-- AVAILABLE DATA --
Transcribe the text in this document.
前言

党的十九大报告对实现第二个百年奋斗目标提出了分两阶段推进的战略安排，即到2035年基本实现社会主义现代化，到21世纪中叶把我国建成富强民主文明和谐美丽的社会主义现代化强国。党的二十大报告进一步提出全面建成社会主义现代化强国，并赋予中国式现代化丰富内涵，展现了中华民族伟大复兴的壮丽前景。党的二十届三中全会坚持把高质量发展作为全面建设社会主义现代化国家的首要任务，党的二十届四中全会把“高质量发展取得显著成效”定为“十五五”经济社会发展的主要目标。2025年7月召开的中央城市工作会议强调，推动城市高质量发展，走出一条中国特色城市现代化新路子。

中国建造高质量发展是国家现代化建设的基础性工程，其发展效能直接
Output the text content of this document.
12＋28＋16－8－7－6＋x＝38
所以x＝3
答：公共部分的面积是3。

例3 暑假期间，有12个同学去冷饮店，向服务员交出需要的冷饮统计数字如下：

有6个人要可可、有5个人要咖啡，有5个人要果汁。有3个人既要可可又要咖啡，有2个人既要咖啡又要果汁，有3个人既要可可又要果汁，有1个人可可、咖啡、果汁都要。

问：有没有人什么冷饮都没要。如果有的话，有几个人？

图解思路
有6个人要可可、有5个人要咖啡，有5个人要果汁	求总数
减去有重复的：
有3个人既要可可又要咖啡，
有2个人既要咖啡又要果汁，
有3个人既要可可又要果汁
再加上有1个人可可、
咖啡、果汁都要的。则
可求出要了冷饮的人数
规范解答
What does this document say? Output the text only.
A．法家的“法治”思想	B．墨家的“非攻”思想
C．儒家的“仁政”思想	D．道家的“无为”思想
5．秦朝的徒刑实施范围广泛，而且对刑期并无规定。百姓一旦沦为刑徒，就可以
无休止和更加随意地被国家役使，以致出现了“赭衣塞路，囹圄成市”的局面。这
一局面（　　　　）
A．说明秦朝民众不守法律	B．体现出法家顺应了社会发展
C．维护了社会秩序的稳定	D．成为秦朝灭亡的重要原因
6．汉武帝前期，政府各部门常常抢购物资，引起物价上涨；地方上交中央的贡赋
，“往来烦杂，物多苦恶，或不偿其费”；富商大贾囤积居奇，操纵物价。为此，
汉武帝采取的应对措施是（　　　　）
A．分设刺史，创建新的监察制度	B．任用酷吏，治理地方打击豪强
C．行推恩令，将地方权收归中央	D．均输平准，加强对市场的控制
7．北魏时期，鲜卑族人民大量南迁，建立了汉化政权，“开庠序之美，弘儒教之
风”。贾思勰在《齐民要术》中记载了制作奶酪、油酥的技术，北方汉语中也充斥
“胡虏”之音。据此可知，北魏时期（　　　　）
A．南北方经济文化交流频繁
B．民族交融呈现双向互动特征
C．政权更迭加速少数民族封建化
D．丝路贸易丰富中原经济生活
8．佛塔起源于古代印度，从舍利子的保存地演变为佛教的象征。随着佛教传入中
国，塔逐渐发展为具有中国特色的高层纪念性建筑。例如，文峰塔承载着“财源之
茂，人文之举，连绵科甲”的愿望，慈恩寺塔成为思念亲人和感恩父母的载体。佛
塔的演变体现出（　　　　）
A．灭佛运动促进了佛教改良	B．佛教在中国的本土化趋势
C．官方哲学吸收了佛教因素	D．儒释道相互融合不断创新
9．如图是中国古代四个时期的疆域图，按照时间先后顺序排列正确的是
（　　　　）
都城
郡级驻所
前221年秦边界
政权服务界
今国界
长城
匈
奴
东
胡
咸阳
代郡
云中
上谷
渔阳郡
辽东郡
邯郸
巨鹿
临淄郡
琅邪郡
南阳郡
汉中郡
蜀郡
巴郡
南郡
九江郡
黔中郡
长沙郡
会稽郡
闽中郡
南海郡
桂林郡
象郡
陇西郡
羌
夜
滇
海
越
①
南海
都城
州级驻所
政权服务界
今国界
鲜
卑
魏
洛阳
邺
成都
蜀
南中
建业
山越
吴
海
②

-- JOB --
From the records above, pull out every line containing the word "text".

-- CORRECT RESULT --
Transcribe the text in this document.
Output the text content of this document.
What does this document say? Output the text only.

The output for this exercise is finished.